_EXERCISES TO COMPLETE_
1. Answer these questions using the news report on the Idaho religious freedom bill hearing:
(a) Whose bill did Bishop Brian Thom testify against?
(b) How much space at the statehouse did the people waiting to weigh in fill?
(c) What position does Julie Lynde hold?
2. Carry the news report on the Idaho religious freedom bill hearing forward from its final paragraph.

_TEXT BLOCK_
By Mike Sharp. CREATED Feb 5, 2014

"I think it's important for us to see these attempts at so-called religious freedom for what they really are, which is an attempt to foster one over another."

When Idaho Episcopal Church Bishop Brian Thom testified against Boise Rep. Lynn Luker's bill regarding religious freedom on Wednesday, he did so as a man of faith himself.

“I have certain beliefs but I have to consider what you believe and what others believe and then we have to work out the common solution,” says Thom. “We cannot give permission for anybody to have the ability to impose a belief on another person."

Thom was joined by hundreds who filled more than three rooms at the statehouse waiting for a chance to weigh in on the issue. While the opposition made up the majority of testimony, they weren't the only ones taking a stand.

"People who are trying to limit religious freedom, which is how religious people live their lives. They live their lives through their faith. People that are trying to limit that action, which is constitutionally protected, are actually the discriminating people," says Cornerstone Family Council executive director Julie Lynde.

_DATASET CONTENT_
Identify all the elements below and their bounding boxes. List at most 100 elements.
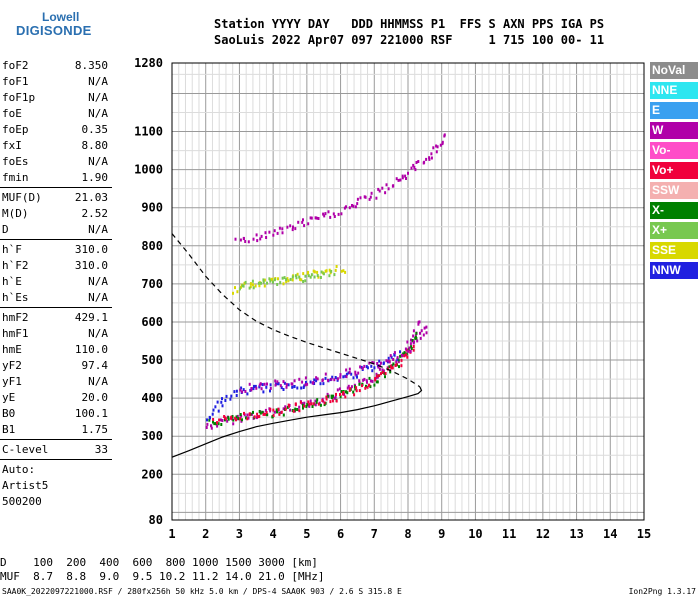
echo-point <box>255 233 258 237</box>
echo-point <box>283 381 286 385</box>
y-tick-label: 800 <box>141 239 163 253</box>
echo-point <box>344 374 347 378</box>
echo-point <box>351 204 353 207</box>
echo-point <box>225 394 228 398</box>
echo-point <box>309 275 312 279</box>
echo-point <box>344 395 347 399</box>
param-row: B0 100.1 <box>0 406 112 422</box>
echo-point <box>322 272 325 276</box>
echo-point <box>348 367 351 371</box>
echo-point <box>358 389 361 393</box>
x-tick-label: 2 <box>202 527 209 541</box>
echo-point <box>380 372 382 376</box>
echo-point <box>265 411 268 414</box>
echo-point <box>396 356 399 360</box>
echo-point <box>405 353 408 357</box>
param-label: foF2 <box>2 59 29 72</box>
echo-point <box>369 385 372 389</box>
param-label: M(D) <box>2 207 29 220</box>
echo-point <box>296 272 299 276</box>
param-label: yE <box>2 391 16 404</box>
echo-point <box>371 379 374 383</box>
echo-point <box>224 399 227 402</box>
echo-point <box>422 333 425 337</box>
echo-point <box>237 417 240 421</box>
echo-point <box>373 366 376 370</box>
echo-point <box>371 361 374 364</box>
echo-point <box>264 408 267 412</box>
echo-point <box>375 376 378 380</box>
echo-point <box>352 376 355 380</box>
echo-point <box>343 206 346 210</box>
echo-point <box>211 412 214 416</box>
echo-point <box>355 389 358 393</box>
param-row: D N/A <box>0 222 112 238</box>
param-label: foF1 <box>2 75 29 88</box>
echo-point <box>335 399 338 403</box>
param-label: B0 <box>2 407 16 420</box>
muf-distance-table: D 100 200 400 600 800 1000 1500 3000 [km… <box>0 556 325 584</box>
echo-point <box>261 410 264 414</box>
echo-point <box>377 365 380 369</box>
echo-point <box>232 291 234 295</box>
echo-point <box>264 412 267 416</box>
echo-point <box>285 385 288 389</box>
echo-point <box>326 394 329 398</box>
echo-point <box>350 372 353 376</box>
echo-point <box>378 367 381 371</box>
param-label: fxI <box>2 139 22 152</box>
echo-point <box>395 360 398 364</box>
echo-point <box>240 285 242 289</box>
echo-point <box>216 400 219 404</box>
echo-point <box>246 417 249 421</box>
param-label: foE <box>2 107 22 120</box>
echo-point <box>298 409 301 413</box>
echo-point <box>234 237 237 241</box>
echo-point <box>269 383 272 387</box>
echo-point <box>244 390 247 393</box>
echo-point <box>272 233 275 237</box>
echo-point <box>326 392 329 396</box>
echo-point <box>231 415 234 418</box>
echo-point <box>346 391 349 395</box>
solid-profile-curve <box>171 386 423 458</box>
echo-point <box>248 382 251 386</box>
echo-point <box>325 397 328 401</box>
echo-point <box>365 379 368 383</box>
echo-point <box>369 379 372 383</box>
echo-point <box>300 278 303 282</box>
echo-point <box>238 287 241 291</box>
echo-point <box>400 364 403 368</box>
echo-point <box>416 339 419 343</box>
echo-point <box>258 284 261 288</box>
param-value: 310.0 <box>74 259 108 272</box>
echo-point <box>254 384 257 388</box>
echo-point <box>216 424 219 428</box>
echo-point <box>381 186 384 190</box>
echo-point <box>350 385 353 389</box>
echo-point <box>292 225 294 229</box>
echo-point <box>404 347 407 351</box>
echo-point <box>402 352 405 356</box>
param-value: N/A <box>88 327 108 340</box>
param-row: foEs N/A <box>0 154 112 170</box>
param-row: hmE 110.0 <box>0 342 112 358</box>
x-tick-label: 7 <box>371 527 378 541</box>
echo-point <box>308 404 311 408</box>
echo-point <box>399 354 402 358</box>
echo-point <box>263 278 266 282</box>
echo-point <box>316 270 319 274</box>
echo-point <box>382 361 385 365</box>
echo-point <box>325 269 328 273</box>
echo-point <box>268 277 271 281</box>
echo-point <box>262 412 265 416</box>
echo-point <box>259 382 262 386</box>
echo-point <box>296 408 299 411</box>
echo-point <box>419 331 421 335</box>
echo-point <box>314 399 317 403</box>
echo-point <box>300 386 303 390</box>
echo-point <box>325 395 328 399</box>
autoscaling-note: Artist5 <box>2 479 49 492</box>
echo-point <box>257 281 260 285</box>
echo-point <box>208 418 211 422</box>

_RESPONSES TO THE TASKS_
1.
(a) Boise Rep. Lynn Luker's
(b) More than three rooms
(c) Executive director of the Cornerstone Family Council

2.
Lynde says the debate over the bill was misguided with many testimonies touching on another of Luker's bills which would go further to protect the right for people to refuse service based on religious beliefs.

"It doesn't change the current Restoring Religious Freedom Act that's been on the books for a little over 13 years,” she says. “It does nothing to discriminate."

But Thom says the two bills go hand-in-hand and Wednesday's debate was timely. A discussion he says he'd like to see happen again, located somewhere besides a committee room at the Statehouse.

“Let's keep talking and let's keep it out of the legislative process," he says.

After hours of testimony the committee voted to send the bill to general orders which means it didn't pass but it didn't really fail either. The bill could return for debate once changes are made.